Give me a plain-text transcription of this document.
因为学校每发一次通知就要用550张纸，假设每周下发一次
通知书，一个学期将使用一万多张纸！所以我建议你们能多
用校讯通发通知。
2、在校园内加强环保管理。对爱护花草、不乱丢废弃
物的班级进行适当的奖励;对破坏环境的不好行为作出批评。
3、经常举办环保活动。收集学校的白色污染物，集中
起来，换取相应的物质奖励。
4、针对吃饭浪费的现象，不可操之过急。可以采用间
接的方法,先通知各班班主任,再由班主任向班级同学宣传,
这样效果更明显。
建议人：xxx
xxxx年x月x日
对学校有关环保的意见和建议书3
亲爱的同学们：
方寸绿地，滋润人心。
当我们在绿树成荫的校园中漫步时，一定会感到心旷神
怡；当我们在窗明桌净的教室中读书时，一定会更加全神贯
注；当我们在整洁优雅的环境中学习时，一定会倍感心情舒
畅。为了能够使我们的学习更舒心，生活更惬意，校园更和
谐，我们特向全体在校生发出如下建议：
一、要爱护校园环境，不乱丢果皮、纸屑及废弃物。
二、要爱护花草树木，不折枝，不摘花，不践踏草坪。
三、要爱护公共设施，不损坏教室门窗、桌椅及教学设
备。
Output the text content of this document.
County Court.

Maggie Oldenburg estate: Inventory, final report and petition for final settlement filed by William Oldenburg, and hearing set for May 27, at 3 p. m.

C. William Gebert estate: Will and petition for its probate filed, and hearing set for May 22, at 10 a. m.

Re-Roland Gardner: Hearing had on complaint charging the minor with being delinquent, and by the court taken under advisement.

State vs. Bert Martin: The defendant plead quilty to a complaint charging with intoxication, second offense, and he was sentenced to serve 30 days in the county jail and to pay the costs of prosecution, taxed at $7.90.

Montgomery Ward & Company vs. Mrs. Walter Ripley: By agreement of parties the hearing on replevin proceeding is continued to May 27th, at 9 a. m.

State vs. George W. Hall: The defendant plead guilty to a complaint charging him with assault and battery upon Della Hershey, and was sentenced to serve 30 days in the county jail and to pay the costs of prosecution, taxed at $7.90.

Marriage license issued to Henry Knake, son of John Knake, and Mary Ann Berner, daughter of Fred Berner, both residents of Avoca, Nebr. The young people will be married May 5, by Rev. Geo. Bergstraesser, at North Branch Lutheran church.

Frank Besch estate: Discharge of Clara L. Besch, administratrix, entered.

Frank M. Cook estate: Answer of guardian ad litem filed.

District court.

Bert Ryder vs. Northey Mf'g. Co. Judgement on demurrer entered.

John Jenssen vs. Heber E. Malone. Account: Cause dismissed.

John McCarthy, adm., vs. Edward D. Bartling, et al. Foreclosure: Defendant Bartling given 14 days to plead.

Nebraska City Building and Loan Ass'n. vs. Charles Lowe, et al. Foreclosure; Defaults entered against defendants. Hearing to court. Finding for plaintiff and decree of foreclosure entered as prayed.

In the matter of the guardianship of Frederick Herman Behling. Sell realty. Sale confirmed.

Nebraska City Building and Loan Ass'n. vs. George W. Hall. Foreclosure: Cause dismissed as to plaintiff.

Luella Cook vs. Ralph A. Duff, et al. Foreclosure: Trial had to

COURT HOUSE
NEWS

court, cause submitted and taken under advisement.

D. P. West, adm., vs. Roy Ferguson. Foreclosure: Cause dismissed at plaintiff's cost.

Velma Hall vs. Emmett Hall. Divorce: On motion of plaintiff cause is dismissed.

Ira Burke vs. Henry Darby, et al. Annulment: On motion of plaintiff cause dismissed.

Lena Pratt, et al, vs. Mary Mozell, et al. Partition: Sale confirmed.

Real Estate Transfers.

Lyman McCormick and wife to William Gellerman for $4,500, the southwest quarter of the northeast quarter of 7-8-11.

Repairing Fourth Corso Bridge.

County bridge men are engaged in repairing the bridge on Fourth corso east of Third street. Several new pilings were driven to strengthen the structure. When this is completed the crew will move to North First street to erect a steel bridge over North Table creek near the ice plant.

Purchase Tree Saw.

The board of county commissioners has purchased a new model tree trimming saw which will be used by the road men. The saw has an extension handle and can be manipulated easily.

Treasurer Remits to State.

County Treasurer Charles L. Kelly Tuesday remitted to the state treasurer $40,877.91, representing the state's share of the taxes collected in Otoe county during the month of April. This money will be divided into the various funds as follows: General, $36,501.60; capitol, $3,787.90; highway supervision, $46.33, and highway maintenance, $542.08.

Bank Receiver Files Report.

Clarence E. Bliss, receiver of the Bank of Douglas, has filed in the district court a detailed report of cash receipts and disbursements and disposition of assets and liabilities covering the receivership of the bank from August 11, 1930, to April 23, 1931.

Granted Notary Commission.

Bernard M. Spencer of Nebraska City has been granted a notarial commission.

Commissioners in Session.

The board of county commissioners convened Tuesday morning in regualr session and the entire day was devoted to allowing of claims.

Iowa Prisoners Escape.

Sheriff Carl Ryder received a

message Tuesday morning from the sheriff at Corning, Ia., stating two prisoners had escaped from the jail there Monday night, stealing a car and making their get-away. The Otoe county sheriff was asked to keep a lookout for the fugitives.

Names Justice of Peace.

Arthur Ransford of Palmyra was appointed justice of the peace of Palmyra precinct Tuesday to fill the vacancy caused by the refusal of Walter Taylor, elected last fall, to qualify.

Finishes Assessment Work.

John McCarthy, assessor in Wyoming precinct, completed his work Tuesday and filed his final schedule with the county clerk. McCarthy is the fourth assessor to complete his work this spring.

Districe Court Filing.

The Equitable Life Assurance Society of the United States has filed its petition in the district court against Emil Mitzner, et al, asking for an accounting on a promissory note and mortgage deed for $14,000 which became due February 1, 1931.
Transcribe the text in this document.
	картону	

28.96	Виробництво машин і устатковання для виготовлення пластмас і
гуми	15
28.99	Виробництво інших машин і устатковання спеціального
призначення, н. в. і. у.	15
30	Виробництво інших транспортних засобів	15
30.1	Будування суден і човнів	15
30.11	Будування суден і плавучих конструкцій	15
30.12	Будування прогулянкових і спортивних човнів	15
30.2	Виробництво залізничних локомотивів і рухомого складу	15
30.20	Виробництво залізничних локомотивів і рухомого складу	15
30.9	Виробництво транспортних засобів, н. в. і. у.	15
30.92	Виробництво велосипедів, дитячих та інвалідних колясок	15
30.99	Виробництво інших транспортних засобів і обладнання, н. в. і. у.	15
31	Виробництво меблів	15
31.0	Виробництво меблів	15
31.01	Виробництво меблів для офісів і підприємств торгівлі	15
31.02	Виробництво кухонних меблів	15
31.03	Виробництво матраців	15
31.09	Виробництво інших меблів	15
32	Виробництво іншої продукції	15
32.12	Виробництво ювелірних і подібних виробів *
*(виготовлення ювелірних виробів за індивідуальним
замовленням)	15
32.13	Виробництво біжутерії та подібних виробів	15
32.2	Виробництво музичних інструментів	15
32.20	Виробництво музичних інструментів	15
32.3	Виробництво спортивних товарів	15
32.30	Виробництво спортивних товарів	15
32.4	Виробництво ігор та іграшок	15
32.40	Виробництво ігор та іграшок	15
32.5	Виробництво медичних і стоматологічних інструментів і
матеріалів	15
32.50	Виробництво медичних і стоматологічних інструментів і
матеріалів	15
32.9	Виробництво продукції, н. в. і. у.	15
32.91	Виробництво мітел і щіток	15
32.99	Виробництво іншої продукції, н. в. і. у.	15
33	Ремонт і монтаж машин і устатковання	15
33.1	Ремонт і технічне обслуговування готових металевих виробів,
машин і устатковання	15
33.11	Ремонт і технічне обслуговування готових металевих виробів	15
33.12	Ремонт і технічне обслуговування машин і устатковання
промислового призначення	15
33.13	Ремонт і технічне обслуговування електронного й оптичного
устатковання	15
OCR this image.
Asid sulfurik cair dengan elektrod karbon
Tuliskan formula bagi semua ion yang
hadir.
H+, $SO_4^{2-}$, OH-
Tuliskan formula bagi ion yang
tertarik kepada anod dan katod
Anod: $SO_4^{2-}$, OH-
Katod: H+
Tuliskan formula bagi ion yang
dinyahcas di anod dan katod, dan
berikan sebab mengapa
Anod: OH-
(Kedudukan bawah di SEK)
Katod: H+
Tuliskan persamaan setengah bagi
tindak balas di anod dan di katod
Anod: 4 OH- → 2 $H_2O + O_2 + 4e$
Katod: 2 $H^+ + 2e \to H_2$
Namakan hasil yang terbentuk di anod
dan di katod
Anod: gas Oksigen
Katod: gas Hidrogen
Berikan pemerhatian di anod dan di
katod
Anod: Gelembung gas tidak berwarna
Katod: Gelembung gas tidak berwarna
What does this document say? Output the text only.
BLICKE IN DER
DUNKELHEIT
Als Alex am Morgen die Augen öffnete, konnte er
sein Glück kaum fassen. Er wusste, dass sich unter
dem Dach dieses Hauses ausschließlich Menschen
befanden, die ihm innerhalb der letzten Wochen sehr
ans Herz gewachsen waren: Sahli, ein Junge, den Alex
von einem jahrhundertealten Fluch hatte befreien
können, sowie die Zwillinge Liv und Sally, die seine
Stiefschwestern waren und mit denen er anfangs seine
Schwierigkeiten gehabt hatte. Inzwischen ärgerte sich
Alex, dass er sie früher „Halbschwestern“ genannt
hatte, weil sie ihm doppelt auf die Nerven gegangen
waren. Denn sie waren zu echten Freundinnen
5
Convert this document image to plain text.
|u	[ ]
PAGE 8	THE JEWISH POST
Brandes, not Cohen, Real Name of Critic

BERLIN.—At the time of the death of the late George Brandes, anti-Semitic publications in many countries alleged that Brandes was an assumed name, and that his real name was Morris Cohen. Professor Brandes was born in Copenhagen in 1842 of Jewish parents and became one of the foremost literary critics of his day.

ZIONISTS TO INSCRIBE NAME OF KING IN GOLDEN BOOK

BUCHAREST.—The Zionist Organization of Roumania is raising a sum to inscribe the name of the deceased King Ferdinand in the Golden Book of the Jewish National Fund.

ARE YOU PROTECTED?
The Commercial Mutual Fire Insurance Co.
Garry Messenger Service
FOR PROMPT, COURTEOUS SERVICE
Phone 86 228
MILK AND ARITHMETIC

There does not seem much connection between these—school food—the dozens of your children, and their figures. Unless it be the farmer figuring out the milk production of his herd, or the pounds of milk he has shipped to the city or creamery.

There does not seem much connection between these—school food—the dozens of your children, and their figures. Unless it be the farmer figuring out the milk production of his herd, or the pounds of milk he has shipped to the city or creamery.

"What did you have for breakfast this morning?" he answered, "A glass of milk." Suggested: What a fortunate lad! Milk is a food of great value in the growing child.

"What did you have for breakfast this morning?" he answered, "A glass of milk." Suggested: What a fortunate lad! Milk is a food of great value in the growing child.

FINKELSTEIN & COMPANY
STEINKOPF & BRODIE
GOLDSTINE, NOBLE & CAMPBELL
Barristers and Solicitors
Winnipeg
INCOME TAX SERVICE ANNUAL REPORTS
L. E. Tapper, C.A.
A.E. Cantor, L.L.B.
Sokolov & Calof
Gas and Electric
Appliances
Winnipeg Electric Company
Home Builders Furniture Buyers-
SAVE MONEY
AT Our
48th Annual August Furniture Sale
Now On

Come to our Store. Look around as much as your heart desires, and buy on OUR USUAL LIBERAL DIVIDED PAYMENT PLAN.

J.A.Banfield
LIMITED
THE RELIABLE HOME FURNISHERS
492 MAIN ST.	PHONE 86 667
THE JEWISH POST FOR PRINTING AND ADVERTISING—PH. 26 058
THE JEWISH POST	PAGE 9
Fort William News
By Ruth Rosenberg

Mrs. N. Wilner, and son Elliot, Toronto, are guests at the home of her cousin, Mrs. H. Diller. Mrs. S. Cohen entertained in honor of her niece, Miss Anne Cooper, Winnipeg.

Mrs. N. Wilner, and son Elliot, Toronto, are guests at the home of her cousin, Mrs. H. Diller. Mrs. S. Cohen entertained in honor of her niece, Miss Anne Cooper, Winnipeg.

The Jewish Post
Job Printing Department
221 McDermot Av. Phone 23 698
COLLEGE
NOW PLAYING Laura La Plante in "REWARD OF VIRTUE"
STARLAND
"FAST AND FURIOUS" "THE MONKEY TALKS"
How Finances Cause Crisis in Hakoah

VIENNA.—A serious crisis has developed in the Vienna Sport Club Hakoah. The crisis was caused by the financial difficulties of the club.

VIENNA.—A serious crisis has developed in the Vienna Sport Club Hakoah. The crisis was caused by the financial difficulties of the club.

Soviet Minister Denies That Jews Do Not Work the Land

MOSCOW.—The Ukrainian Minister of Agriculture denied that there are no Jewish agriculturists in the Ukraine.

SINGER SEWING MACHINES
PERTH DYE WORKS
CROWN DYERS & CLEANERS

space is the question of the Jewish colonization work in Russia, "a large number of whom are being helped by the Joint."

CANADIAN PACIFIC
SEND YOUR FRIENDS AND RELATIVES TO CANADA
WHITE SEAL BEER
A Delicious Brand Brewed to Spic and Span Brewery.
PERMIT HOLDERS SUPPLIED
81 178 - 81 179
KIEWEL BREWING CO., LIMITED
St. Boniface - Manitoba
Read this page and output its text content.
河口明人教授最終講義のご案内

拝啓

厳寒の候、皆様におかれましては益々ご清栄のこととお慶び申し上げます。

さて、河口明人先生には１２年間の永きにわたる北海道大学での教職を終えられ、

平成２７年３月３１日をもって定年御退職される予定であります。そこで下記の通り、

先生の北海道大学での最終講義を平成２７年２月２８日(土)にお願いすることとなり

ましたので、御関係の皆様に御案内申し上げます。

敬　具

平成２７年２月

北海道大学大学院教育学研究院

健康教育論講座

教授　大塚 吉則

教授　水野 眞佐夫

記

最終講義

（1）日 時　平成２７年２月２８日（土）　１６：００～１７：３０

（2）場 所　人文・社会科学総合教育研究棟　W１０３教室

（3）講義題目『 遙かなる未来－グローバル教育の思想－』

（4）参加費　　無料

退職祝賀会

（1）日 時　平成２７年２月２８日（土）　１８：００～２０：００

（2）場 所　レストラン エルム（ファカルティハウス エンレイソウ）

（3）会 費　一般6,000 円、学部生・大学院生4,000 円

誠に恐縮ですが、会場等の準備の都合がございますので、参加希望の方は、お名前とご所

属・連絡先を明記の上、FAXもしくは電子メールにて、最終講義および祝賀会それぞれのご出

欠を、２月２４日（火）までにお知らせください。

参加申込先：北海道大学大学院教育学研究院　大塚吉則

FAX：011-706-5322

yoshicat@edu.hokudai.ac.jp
▬▬▬▬▬▬
WHAT THE TASK ASKS | Tell how many lines of the data above hold the string "costs". Give only the number.

FINAL RESULT | 2